**Your objective**
Read the listing below and copy out every line that holds "таблице".

[Dataset items]
********

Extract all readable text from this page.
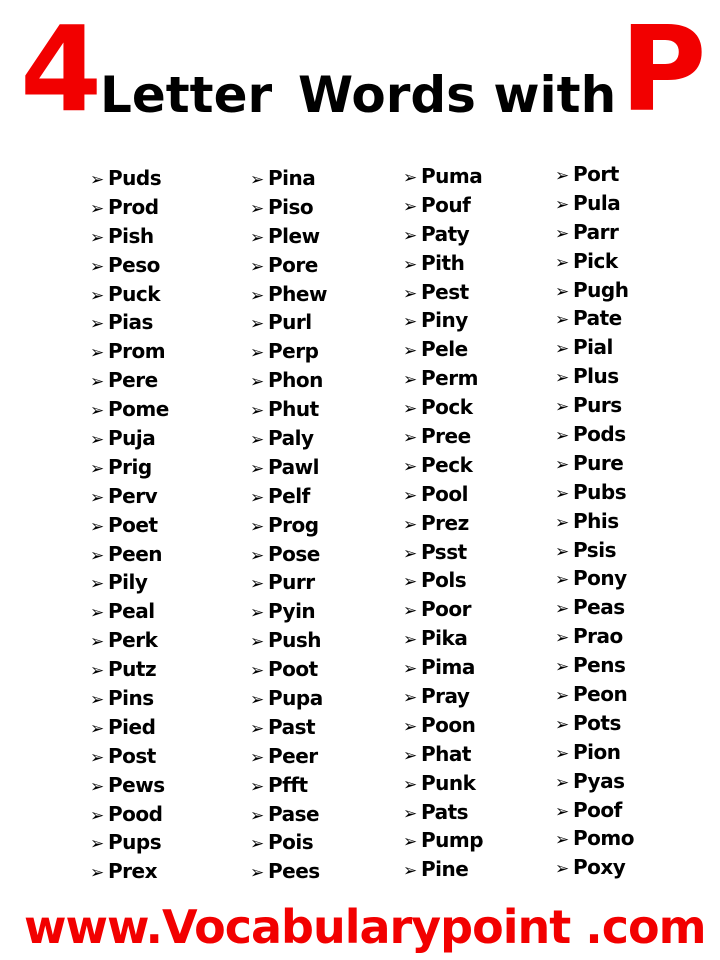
4
Letter Words with P
➢ Puds
➢ Prod
➢ Pish
➢ Peso
➢ Puck
➢ Pias
➢ Prom
➢ Pere
➢ Pome
➢ Puja
➢ Prig
➢ Perv
➢ Poet
➢ Peen
➢ Pily
➢ Peal
➢ Perk
➢ Putz
➢ Pins
➢ Pied
➢ Post
➢ Pews
➢ Pood
➢ Pups
➢ Prex
➢ Pina
➢ Piso
➢ Plew
➢ Pore
➢ Phew
➢ Purl
➢ Perp
➢ Phon
➢ Phut
➢ Paly
➢ Pawl
➢ Pelf
➢ Prog
➢ Pose
➢ Purr
➢ Pyin
➢ Push
➢ Poot
➢ Pupa
➢ Past
➢ Peer
➢ Pfft
➢ Pase
➢ Pois
➢ Pees
➢ Puma
➢ Pouf
➢ Paty
➢ Pith
➢ Pest
➢ Piny
➢ Pele
➢ Perm
➢ Pock
➢ Pree
➢ Peck
➢ Pool
➢ Prez
➢ Psst
➢ Pols
➢ Poor
➢ Pika
➢ Pima
➢ Pray
➢ Poon
➢ Phat
➢ Punk
➢ Pats
➢ Pump
➢ Pine
➢ Port
➢ Pula
➢ Parr
➢ Pick
➢ Pugh
➢ Pate
➢ Pial
➢ Plus
➢ Purs
➢ Pods
➢ Pure
➢ Pubs
➢ Phis
➢ Psis
➢ Pony
➢ Peas
➢ Prao
➢ Pens
➢ Peon
➢ Pots
➢ Pion
➢ Pyas
➢ Poof
➢ Pomo
➢ Poxy
www.Vocabularypoint .com
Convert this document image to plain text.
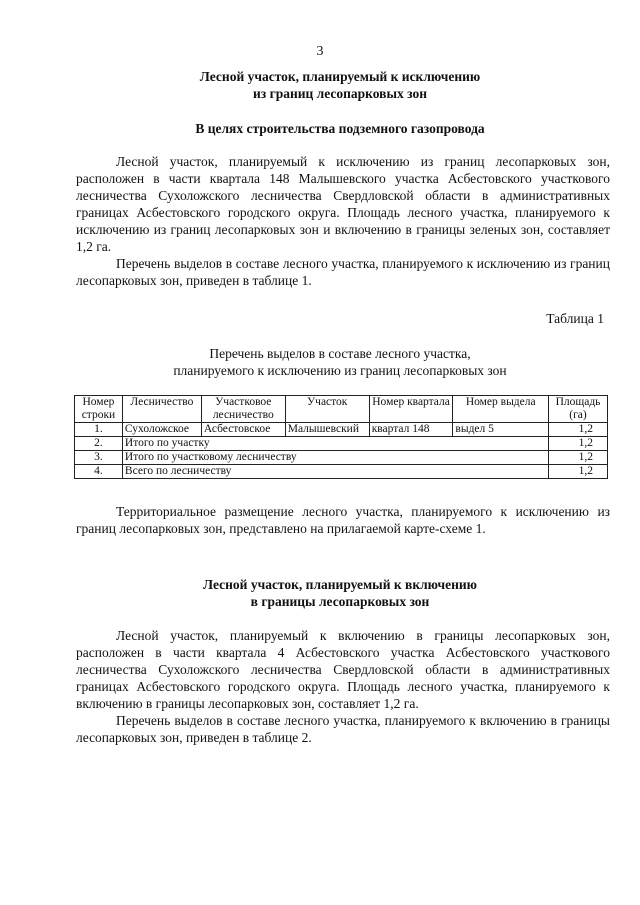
3
Лесной участок, планируемый к исключению
из границ лесопарковых зон
В целях строительства подземного газопровода

Лесной участок, планируемый к исключению из границ лесопарковых зон, расположен в части квартала 148 Малышевского участка Асбестовского участкового лесничества Сухоложского лесничества Свердловской области в административных границах Асбестовского городского округа. Площадь лесного участка, планируемого к исключению из границ лесопарковых зон и включению в границы зеленых зон, составляет 1,2 га.

Перечень выделов в составе лесного участка, планируемого к исключению из границ лесопарковых зон, приведен в таблице 1.

Таблица 1
Перечень выделов в составе лесного участка,
планируемого к исключению из границ лесопарковых зон
Номер строки	Лесничество	Участковое лесничество	Участок	Номер квартала	Номер выдела	Площадь (га)
1.	Сухоложское	Асбестовское	Малышевский	квартал 148	выдел 5	1,2
2.	Итого по участку					1,2
3.	Итого по участковому лесничеству					1,2
4.	Всего по лесничеству					1,2

Территориальное размещение лесного участка, планируемого к исключению из границ лесопарковых зон, представлено на прилагаемой карте-схеме 1.

Лесной участок, планируемый к включению
в границы лесопарковых зон

Лесной участок, планируемый к включению в границы лесопарковых зон, расположен в части квартала 4 Асбестовского участка Асбестовского участкового лесничества Сухоложского лесничества Свердловской области в административных границах Асбестовского городского округа. Площадь лесного участка, планируемого к включению в границы лесопарковых зон, составляет 1,2 га.

Перечень выделов в составе лесного участка, планируемого к включению в границы лесопарковых зон, приведен в таблице 2.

********

**The reply**
Перечень выделов в составе лесного участка, планируемого к исключению из границ лесопарковых зон, приведен в таблице 1.
Перечень выделов в составе лесного участка, планируемого к включению в границы лесопарковых зон, приведен в таблице 2.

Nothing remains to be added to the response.